══ ITEMS ══

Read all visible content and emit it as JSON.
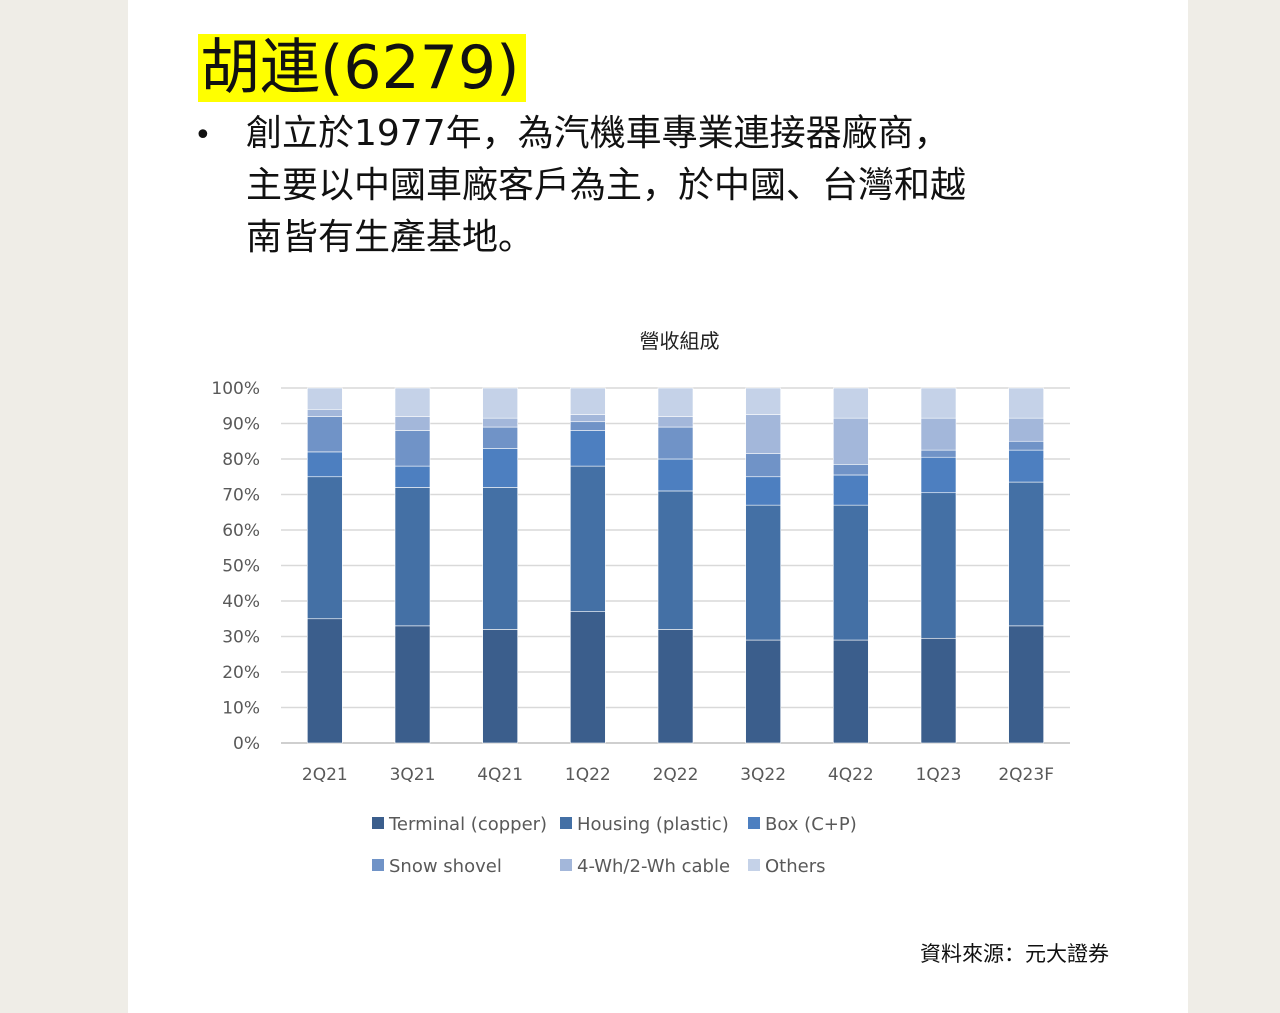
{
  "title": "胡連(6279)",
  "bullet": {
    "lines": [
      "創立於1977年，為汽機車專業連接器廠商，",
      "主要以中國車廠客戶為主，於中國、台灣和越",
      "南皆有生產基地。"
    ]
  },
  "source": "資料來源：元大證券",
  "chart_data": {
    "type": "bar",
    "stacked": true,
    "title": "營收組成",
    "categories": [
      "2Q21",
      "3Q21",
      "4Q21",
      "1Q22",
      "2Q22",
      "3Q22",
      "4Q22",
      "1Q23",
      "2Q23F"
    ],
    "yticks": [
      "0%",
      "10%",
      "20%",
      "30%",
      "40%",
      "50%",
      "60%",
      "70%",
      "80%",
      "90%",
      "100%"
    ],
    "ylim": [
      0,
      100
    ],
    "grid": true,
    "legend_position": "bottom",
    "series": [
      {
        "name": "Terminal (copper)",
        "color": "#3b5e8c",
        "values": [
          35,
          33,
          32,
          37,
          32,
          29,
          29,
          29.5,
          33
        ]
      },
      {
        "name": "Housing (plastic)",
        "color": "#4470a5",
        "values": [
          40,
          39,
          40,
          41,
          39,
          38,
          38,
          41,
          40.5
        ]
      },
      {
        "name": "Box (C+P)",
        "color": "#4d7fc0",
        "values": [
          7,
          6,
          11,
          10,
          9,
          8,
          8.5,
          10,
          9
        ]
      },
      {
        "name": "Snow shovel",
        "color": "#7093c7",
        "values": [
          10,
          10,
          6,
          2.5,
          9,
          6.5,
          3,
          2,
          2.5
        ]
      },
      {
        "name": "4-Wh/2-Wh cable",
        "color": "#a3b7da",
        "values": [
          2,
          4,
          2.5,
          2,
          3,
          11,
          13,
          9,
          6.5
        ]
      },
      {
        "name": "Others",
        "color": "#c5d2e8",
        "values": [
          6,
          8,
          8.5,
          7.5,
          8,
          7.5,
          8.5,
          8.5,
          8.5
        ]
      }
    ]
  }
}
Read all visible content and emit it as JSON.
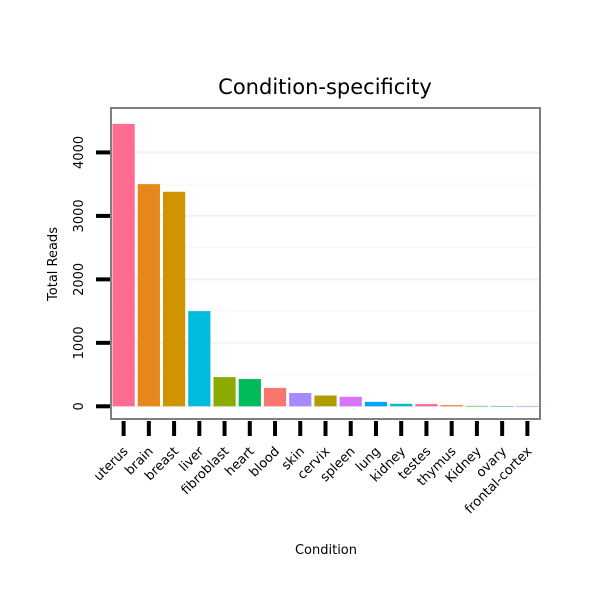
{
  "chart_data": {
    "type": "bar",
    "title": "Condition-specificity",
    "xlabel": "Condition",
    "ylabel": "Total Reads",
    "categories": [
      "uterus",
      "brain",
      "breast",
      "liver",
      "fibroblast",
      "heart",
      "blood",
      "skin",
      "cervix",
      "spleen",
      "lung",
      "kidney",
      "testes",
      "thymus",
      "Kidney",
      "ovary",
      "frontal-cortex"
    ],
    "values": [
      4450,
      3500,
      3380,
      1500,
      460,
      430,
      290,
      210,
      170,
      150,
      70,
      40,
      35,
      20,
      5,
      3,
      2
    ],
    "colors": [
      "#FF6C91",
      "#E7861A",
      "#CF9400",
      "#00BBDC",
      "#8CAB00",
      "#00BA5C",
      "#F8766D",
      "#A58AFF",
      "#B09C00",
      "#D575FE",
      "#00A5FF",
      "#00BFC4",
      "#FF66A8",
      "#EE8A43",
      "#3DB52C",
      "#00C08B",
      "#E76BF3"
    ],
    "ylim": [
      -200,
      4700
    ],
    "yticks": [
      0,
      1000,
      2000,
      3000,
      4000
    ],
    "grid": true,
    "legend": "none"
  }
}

═══

WHAT TO WORK ON
Copy out all of the data word for word. Do not carry over any picture.

EXERCISE OUTPUT
Read all visible content and emit it as JSON.
{
  "title": "胡連(6279)",
  "bullet": {
    "lines": [
      "創立於1977年，為汽機車專業連接器廠商，",
      "主要以中國車廠客戶為主，於中國、台灣和越",
      "南皆有生產基地。"
    ]
  },
  "source": "資料來源：元大證券",
  "chart_data": {
    "type": "bar",
    "stacked": true,
    "title": "營收組成",
    "categories": [
      "2Q21",
      "3Q21",
      "4Q21",
      "1Q22",
      "2Q22",
      "3Q22",
      "4Q22",
      "1Q23",
      "2Q23F"
    ],
    "yticks": [
      "0%",
      "10%",
      "20%",
      "30%",
      "40%",
      "50%",
      "60%",
      "70%",
      "80%",
      "90%",
      "100%"
    ],
    "ylim": [
      0,
      100
    ],
    "grid": true,
    "legend_position": "bottom",
    "series": [
      {
        "name": "Terminal (copper)",
        "color": "#3b5e8c",
        "values": [
          35,
          33,
          32,
          37,
          32,
          29,
          29,
          29.5,
          33
        ]
      },
      {
        "name": "Housing (plastic)",
        "color": "#4470a5",
        "values": [
          40,
          39,
          40,
          41,
          39,
          38,
          38,
          41,
          40.5
        ]
      },
      {
        "name": "Box (C+P)",
        "color": "#4d7fc0",
        "values": [
          7,
          6,
          11,
          10,
          9,
          8,
          8.5,
          10,
          9
        ]
      },
      {
        "name": "Snow shovel",
        "color": "#7093c7",
        "values": [
          10,
          10,
          6,
          2.5,
          9,
          6.5,
          3,
          2,
          2.5
        ]
      },
      {
        "name": "4-Wh/2-Wh cable",
        "color": "#a3b7da",
        "values": [
          2,
          4,
          2.5,
          2,
          3,
          11,
          13,
          9,
          6.5
        ]
      },
      {
        "name": "Others",
        "color": "#c5d2e8",
        "values": [
          6,
          8,
          8.5,
          7.5,
          8,
          7.5,
          8.5,
          8.5,
          8.5
        ]
      }
    ]
  }
}
Read all visible content and emit it as JSON.
{
  "chart_data": {
    "type": "bar",
    "title": "Condition-specificity",
    "xlabel": "Condition",
    "ylabel": "Total Reads",
    "categories": [
      "uterus",
      "brain",
      "breast",
      "liver",
      "fibroblast",
      "heart",
      "blood",
      "skin",
      "cervix",
      "spleen",
      "lung",
      "kidney",
      "testes",
      "thymus",
      "Kidney",
      "ovary",
      "frontal-cortex"
    ],
    "values": [
      4450,
      3500,
      3380,
      1500,
      460,
      430,
      290,
      210,
      170,
      150,
      70,
      40,
      35,
      20,
      5,
      3,
      2
    ],
    "colors": [
      "#FF6C91",
      "#E7861A",
      "#CF9400",
      "#00BBDC",
      "#8CAB00",
      "#00BA5C",
      "#F8766D",
      "#A58AFF",
      "#B09C00",
      "#D575FE",
      "#00A5FF",
      "#00BFC4",
      "#FF66A8",
      "#EE8A43",
      "#3DB52C",
      "#00C08B",
      "#E76BF3"
    ],
    "ylim": [
      -200,
      4700
    ],
    "yticks": [
      0,
      1000,
      2000,
      3000,
      4000
    ],
    "grid": true,
    "legend": "none"
  }
}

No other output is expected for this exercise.